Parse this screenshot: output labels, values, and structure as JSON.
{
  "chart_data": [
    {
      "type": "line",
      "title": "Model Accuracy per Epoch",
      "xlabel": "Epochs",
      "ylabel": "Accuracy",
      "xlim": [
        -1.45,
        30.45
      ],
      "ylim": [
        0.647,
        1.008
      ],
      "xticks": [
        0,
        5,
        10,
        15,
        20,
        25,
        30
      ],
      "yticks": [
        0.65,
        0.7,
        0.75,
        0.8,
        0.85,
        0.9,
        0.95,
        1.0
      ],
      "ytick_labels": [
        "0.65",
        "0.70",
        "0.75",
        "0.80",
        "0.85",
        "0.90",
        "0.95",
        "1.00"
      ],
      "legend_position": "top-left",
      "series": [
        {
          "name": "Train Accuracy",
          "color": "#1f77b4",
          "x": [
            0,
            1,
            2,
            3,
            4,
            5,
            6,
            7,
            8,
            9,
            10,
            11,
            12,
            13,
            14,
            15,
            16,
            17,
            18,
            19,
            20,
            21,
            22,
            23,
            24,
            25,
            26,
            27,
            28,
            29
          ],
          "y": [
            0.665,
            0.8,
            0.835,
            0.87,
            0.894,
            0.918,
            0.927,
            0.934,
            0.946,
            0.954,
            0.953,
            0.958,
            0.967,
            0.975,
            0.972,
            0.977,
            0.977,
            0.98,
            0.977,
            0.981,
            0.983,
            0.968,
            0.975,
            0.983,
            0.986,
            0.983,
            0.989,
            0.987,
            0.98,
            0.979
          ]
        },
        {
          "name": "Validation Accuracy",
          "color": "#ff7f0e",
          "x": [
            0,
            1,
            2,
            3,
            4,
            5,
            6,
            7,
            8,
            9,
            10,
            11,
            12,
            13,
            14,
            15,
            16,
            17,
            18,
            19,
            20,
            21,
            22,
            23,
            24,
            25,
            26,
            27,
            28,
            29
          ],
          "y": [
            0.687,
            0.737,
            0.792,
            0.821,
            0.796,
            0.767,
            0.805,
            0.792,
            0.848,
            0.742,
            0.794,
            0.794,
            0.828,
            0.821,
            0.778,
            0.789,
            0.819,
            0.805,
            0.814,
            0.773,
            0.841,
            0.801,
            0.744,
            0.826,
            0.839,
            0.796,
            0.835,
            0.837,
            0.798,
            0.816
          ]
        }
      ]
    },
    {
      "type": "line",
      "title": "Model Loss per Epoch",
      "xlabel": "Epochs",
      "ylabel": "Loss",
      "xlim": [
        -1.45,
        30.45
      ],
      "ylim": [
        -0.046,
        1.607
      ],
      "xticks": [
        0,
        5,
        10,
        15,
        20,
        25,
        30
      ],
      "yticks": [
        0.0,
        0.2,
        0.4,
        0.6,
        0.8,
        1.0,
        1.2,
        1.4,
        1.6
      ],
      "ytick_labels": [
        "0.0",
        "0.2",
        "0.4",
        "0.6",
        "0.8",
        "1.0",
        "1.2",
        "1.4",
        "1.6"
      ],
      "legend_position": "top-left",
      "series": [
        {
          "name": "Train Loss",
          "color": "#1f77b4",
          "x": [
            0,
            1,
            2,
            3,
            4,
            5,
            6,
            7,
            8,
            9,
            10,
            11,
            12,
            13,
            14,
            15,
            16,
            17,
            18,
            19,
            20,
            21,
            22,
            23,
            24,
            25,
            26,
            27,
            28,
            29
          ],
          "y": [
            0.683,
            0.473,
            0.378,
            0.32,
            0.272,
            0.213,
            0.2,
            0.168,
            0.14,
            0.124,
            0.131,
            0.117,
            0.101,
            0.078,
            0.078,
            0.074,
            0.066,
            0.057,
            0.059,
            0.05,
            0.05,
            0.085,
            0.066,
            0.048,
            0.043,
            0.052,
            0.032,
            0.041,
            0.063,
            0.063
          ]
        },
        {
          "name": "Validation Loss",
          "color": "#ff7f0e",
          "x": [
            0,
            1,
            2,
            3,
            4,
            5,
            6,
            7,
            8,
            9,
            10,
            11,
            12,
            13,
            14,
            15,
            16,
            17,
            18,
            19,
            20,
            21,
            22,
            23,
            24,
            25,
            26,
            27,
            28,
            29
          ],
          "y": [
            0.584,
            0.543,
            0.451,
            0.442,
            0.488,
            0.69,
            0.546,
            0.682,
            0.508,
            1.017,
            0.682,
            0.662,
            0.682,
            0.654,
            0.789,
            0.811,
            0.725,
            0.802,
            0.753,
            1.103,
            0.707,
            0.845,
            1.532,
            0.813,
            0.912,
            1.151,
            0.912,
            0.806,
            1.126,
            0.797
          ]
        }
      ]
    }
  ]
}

* **Aim**:
Take every line from the data above that holds "Model" and copy it out.

* **Written reply**:
      "title": "Model Accuracy per Epoch",
      "title": "Model Loss per Epoch",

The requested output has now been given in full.